* [Given problem]:
Omit any picture, and return the remaining data exactly as written.

* [Material for this task]:
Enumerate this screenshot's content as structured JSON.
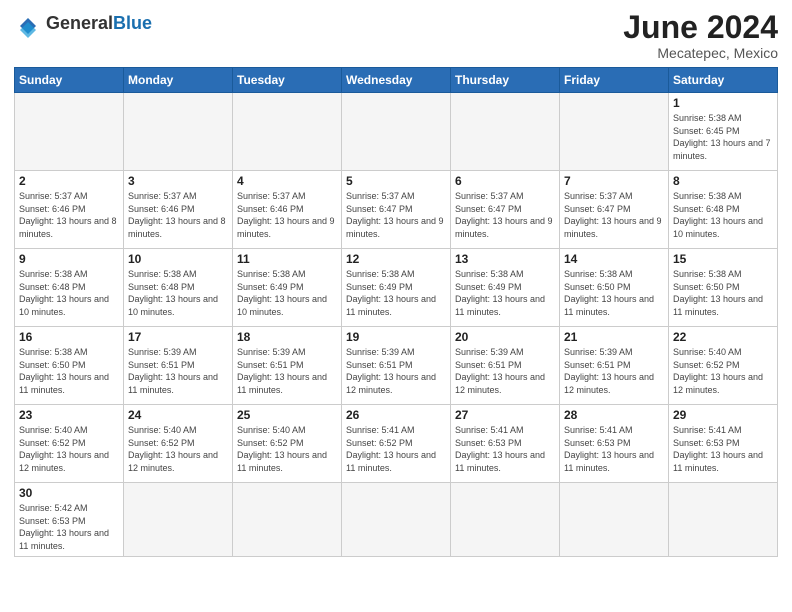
{
  "logo": {
    "general": "General",
    "blue": "Blue"
  },
  "title": "June 2024",
  "subtitle": "Mecatepec, Mexico",
  "days_of_week": [
    "Sunday",
    "Monday",
    "Tuesday",
    "Wednesday",
    "Thursday",
    "Friday",
    "Saturday"
  ],
  "weeks": [
    [
      {
        "day": "",
        "info": ""
      },
      {
        "day": "",
        "info": ""
      },
      {
        "day": "",
        "info": ""
      },
      {
        "day": "",
        "info": ""
      },
      {
        "day": "",
        "info": ""
      },
      {
        "day": "",
        "info": ""
      },
      {
        "day": "1",
        "info": "Sunrise: 5:38 AM\nSunset: 6:45 PM\nDaylight: 13 hours and 7 minutes."
      }
    ],
    [
      {
        "day": "2",
        "info": "Sunrise: 5:37 AM\nSunset: 6:46 PM\nDaylight: 13 hours and 8 minutes."
      },
      {
        "day": "3",
        "info": "Sunrise: 5:37 AM\nSunset: 6:46 PM\nDaylight: 13 hours and 8 minutes."
      },
      {
        "day": "4",
        "info": "Sunrise: 5:37 AM\nSunset: 6:46 PM\nDaylight: 13 hours and 9 minutes."
      },
      {
        "day": "5",
        "info": "Sunrise: 5:37 AM\nSunset: 6:47 PM\nDaylight: 13 hours and 9 minutes."
      },
      {
        "day": "6",
        "info": "Sunrise: 5:37 AM\nSunset: 6:47 PM\nDaylight: 13 hours and 9 minutes."
      },
      {
        "day": "7",
        "info": "Sunrise: 5:37 AM\nSunset: 6:47 PM\nDaylight: 13 hours and 9 minutes."
      },
      {
        "day": "8",
        "info": "Sunrise: 5:38 AM\nSunset: 6:48 PM\nDaylight: 13 hours and 10 minutes."
      }
    ],
    [
      {
        "day": "9",
        "info": "Sunrise: 5:38 AM\nSunset: 6:48 PM\nDaylight: 13 hours and 10 minutes."
      },
      {
        "day": "10",
        "info": "Sunrise: 5:38 AM\nSunset: 6:48 PM\nDaylight: 13 hours and 10 minutes."
      },
      {
        "day": "11",
        "info": "Sunrise: 5:38 AM\nSunset: 6:49 PM\nDaylight: 13 hours and 10 minutes."
      },
      {
        "day": "12",
        "info": "Sunrise: 5:38 AM\nSunset: 6:49 PM\nDaylight: 13 hours and 11 minutes."
      },
      {
        "day": "13",
        "info": "Sunrise: 5:38 AM\nSunset: 6:49 PM\nDaylight: 13 hours and 11 minutes."
      },
      {
        "day": "14",
        "info": "Sunrise: 5:38 AM\nSunset: 6:50 PM\nDaylight: 13 hours and 11 minutes."
      },
      {
        "day": "15",
        "info": "Sunrise: 5:38 AM\nSunset: 6:50 PM\nDaylight: 13 hours and 11 minutes."
      }
    ],
    [
      {
        "day": "16",
        "info": "Sunrise: 5:38 AM\nSunset: 6:50 PM\nDaylight: 13 hours and 11 minutes."
      },
      {
        "day": "17",
        "info": "Sunrise: 5:39 AM\nSunset: 6:51 PM\nDaylight: 13 hours and 11 minutes."
      },
      {
        "day": "18",
        "info": "Sunrise: 5:39 AM\nSunset: 6:51 PM\nDaylight: 13 hours and 11 minutes."
      },
      {
        "day": "19",
        "info": "Sunrise: 5:39 AM\nSunset: 6:51 PM\nDaylight: 13 hours and 12 minutes."
      },
      {
        "day": "20",
        "info": "Sunrise: 5:39 AM\nSunset: 6:51 PM\nDaylight: 13 hours and 12 minutes."
      },
      {
        "day": "21",
        "info": "Sunrise: 5:39 AM\nSunset: 6:51 PM\nDaylight: 13 hours and 12 minutes."
      },
      {
        "day": "22",
        "info": "Sunrise: 5:40 AM\nSunset: 6:52 PM\nDaylight: 13 hours and 12 minutes."
      }
    ],
    [
      {
        "day": "23",
        "info": "Sunrise: 5:40 AM\nSunset: 6:52 PM\nDaylight: 13 hours and 12 minutes."
      },
      {
        "day": "24",
        "info": "Sunrise: 5:40 AM\nSunset: 6:52 PM\nDaylight: 13 hours and 12 minutes."
      },
      {
        "day": "25",
        "info": "Sunrise: 5:40 AM\nSunset: 6:52 PM\nDaylight: 13 hours and 11 minutes."
      },
      {
        "day": "26",
        "info": "Sunrise: 5:41 AM\nSunset: 6:52 PM\nDaylight: 13 hours and 11 minutes."
      },
      {
        "day": "27",
        "info": "Sunrise: 5:41 AM\nSunset: 6:53 PM\nDaylight: 13 hours and 11 minutes."
      },
      {
        "day": "28",
        "info": "Sunrise: 5:41 AM\nSunset: 6:53 PM\nDaylight: 13 hours and 11 minutes."
      },
      {
        "day": "29",
        "info": "Sunrise: 5:41 AM\nSunset: 6:53 PM\nDaylight: 13 hours and 11 minutes."
      }
    ],
    [
      {
        "day": "30",
        "info": "Sunrise: 5:42 AM\nSunset: 6:53 PM\nDaylight: 13 hours and 11 minutes."
      },
      {
        "day": "",
        "info": ""
      },
      {
        "day": "",
        "info": ""
      },
      {
        "day": "",
        "info": ""
      },
      {
        "day": "",
        "info": ""
      },
      {
        "day": "",
        "info": ""
      },
      {
        "day": "",
        "info": ""
      }
    ]
  ]
}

* [Correct result]:
Enumerate this screenshot's content as structured JSON.
{
  "logo": {
    "general": "General",
    "blue": "Blue"
  },
  "title": "June 2024",
  "subtitle": "Mecatepec, Mexico",
  "days_of_week": [
    "Sunday",
    "Monday",
    "Tuesday",
    "Wednesday",
    "Thursday",
    "Friday",
    "Saturday"
  ],
  "weeks": [
    [
      {
        "day": "",
        "info": ""
      },
      {
        "day": "",
        "info": ""
      },
      {
        "day": "",
        "info": ""
      },
      {
        "day": "",
        "info": ""
      },
      {
        "day": "",
        "info": ""
      },
      {
        "day": "",
        "info": ""
      },
      {
        "day": "1",
        "info": "Sunrise: 5:38 AM\nSunset: 6:45 PM\nDaylight: 13 hours and 7 minutes."
      }
    ],
    [
      {
        "day": "2",
        "info": "Sunrise: 5:37 AM\nSunset: 6:46 PM\nDaylight: 13 hours and 8 minutes."
      },
      {
        "day": "3",
        "info": "Sunrise: 5:37 AM\nSunset: 6:46 PM\nDaylight: 13 hours and 8 minutes."
      },
      {
        "day": "4",
        "info": "Sunrise: 5:37 AM\nSunset: 6:46 PM\nDaylight: 13 hours and 9 minutes."
      },
      {
        "day": "5",
        "info": "Sunrise: 5:37 AM\nSunset: 6:47 PM\nDaylight: 13 hours and 9 minutes."
      },
      {
        "day": "6",
        "info": "Sunrise: 5:37 AM\nSunset: 6:47 PM\nDaylight: 13 hours and 9 minutes."
      },
      {
        "day": "7",
        "info": "Sunrise: 5:37 AM\nSunset: 6:47 PM\nDaylight: 13 hours and 9 minutes."
      },
      {
        "day": "8",
        "info": "Sunrise: 5:38 AM\nSunset: 6:48 PM\nDaylight: 13 hours and 10 minutes."
      }
    ],
    [
      {
        "day": "9",
        "info": "Sunrise: 5:38 AM\nSunset: 6:48 PM\nDaylight: 13 hours and 10 minutes."
      },
      {
        "day": "10",
        "info": "Sunrise: 5:38 AM\nSunset: 6:48 PM\nDaylight: 13 hours and 10 minutes."
      },
      {
        "day": "11",
        "info": "Sunrise: 5:38 AM\nSunset: 6:49 PM\nDaylight: 13 hours and 10 minutes."
      },
      {
        "day": "12",
        "info": "Sunrise: 5:38 AM\nSunset: 6:49 PM\nDaylight: 13 hours and 11 minutes."
      },
      {
        "day": "13",
        "info": "Sunrise: 5:38 AM\nSunset: 6:49 PM\nDaylight: 13 hours and 11 minutes."
      },
      {
        "day": "14",
        "info": "Sunrise: 5:38 AM\nSunset: 6:50 PM\nDaylight: 13 hours and 11 minutes."
      },
      {
        "day": "15",
        "info": "Sunrise: 5:38 AM\nSunset: 6:50 PM\nDaylight: 13 hours and 11 minutes."
      }
    ],
    [
      {
        "day": "16",
        "info": "Sunrise: 5:38 AM\nSunset: 6:50 PM\nDaylight: 13 hours and 11 minutes."
      },
      {
        "day": "17",
        "info": "Sunrise: 5:39 AM\nSunset: 6:51 PM\nDaylight: 13 hours and 11 minutes."
      },
      {
        "day": "18",
        "info": "Sunrise: 5:39 AM\nSunset: 6:51 PM\nDaylight: 13 hours and 11 minutes."
      },
      {
        "day": "19",
        "info": "Sunrise: 5:39 AM\nSunset: 6:51 PM\nDaylight: 13 hours and 12 minutes."
      },
      {
        "day": "20",
        "info": "Sunrise: 5:39 AM\nSunset: 6:51 PM\nDaylight: 13 hours and 12 minutes."
      },
      {
        "day": "21",
        "info": "Sunrise: 5:39 AM\nSunset: 6:51 PM\nDaylight: 13 hours and 12 minutes."
      },
      {
        "day": "22",
        "info": "Sunrise: 5:40 AM\nSunset: 6:52 PM\nDaylight: 13 hours and 12 minutes."
      }
    ],
    [
      {
        "day": "23",
        "info": "Sunrise: 5:40 AM\nSunset: 6:52 PM\nDaylight: 13 hours and 12 minutes."
      },
      {
        "day": "24",
        "info": "Sunrise: 5:40 AM\nSunset: 6:52 PM\nDaylight: 13 hours and 12 minutes."
      },
      {
        "day": "25",
        "info": "Sunrise: 5:40 AM\nSunset: 6:52 PM\nDaylight: 13 hours and 11 minutes."
      },
      {
        "day": "26",
        "info": "Sunrise: 5:41 AM\nSunset: 6:52 PM\nDaylight: 13 hours and 11 minutes."
      },
      {
        "day": "27",
        "info": "Sunrise: 5:41 AM\nSunset: 6:53 PM\nDaylight: 13 hours and 11 minutes."
      },
      {
        "day": "28",
        "info": "Sunrise: 5:41 AM\nSunset: 6:53 PM\nDaylight: 13 hours and 11 minutes."
      },
      {
        "day": "29",
        "info": "Sunrise: 5:41 AM\nSunset: 6:53 PM\nDaylight: 13 hours and 11 minutes."
      }
    ],
    [
      {
        "day": "30",
        "info": "Sunrise: 5:42 AM\nSunset: 6:53 PM\nDaylight: 13 hours and 11 minutes."
      },
      {
        "day": "",
        "info": ""
      },
      {
        "day": "",
        "info": ""
      },
      {
        "day": "",
        "info": ""
      },
      {
        "day": "",
        "info": ""
      },
      {
        "day": "",
        "info": ""
      },
      {
        "day": "",
        "info": ""
      }
    ]
  ]
}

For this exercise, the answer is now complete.